-- BEGIN WORKING DATA --

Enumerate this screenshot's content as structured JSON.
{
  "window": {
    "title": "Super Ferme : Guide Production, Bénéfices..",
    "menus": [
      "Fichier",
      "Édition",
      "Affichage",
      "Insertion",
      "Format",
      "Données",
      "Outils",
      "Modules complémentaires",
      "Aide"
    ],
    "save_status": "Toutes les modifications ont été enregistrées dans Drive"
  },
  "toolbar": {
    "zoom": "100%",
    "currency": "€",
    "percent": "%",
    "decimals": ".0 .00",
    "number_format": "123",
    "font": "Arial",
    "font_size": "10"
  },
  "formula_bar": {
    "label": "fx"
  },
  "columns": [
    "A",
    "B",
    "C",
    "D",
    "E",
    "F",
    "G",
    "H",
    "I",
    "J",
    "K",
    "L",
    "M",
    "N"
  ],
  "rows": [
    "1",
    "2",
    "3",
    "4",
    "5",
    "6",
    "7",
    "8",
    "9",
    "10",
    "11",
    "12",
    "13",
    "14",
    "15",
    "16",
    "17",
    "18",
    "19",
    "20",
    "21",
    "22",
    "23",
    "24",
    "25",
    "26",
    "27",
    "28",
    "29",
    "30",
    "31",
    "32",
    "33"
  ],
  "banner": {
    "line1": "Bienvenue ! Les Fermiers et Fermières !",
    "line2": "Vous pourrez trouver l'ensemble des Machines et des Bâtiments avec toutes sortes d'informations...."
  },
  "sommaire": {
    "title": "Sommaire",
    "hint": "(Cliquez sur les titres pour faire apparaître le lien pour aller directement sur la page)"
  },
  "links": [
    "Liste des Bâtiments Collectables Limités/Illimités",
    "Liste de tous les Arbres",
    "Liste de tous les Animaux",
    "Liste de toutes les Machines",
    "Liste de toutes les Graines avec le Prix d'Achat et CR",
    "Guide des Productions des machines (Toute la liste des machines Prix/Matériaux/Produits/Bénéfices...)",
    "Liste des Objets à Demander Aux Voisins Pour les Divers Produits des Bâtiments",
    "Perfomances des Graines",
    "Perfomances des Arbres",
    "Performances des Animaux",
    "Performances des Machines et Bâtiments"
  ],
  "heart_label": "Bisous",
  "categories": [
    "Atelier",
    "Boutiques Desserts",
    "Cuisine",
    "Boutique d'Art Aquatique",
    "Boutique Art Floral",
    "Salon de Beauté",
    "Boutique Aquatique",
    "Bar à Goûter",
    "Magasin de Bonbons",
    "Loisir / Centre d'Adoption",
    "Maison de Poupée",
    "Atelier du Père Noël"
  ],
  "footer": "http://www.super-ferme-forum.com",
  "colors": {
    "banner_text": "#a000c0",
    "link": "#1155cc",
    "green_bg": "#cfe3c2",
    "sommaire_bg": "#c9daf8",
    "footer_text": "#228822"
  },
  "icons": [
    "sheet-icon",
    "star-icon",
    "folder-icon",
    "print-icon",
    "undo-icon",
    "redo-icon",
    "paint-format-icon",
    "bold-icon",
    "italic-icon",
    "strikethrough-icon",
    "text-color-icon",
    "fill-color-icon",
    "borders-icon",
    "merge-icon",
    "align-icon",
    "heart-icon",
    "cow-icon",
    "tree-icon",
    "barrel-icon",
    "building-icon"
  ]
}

-- END WORKING DATA --

**STATED EXERCISE:**
Within the listing above, work out how many lines contain the string "tous", and reply with that number only.

**SOLUTION TO THIS TASK:**
2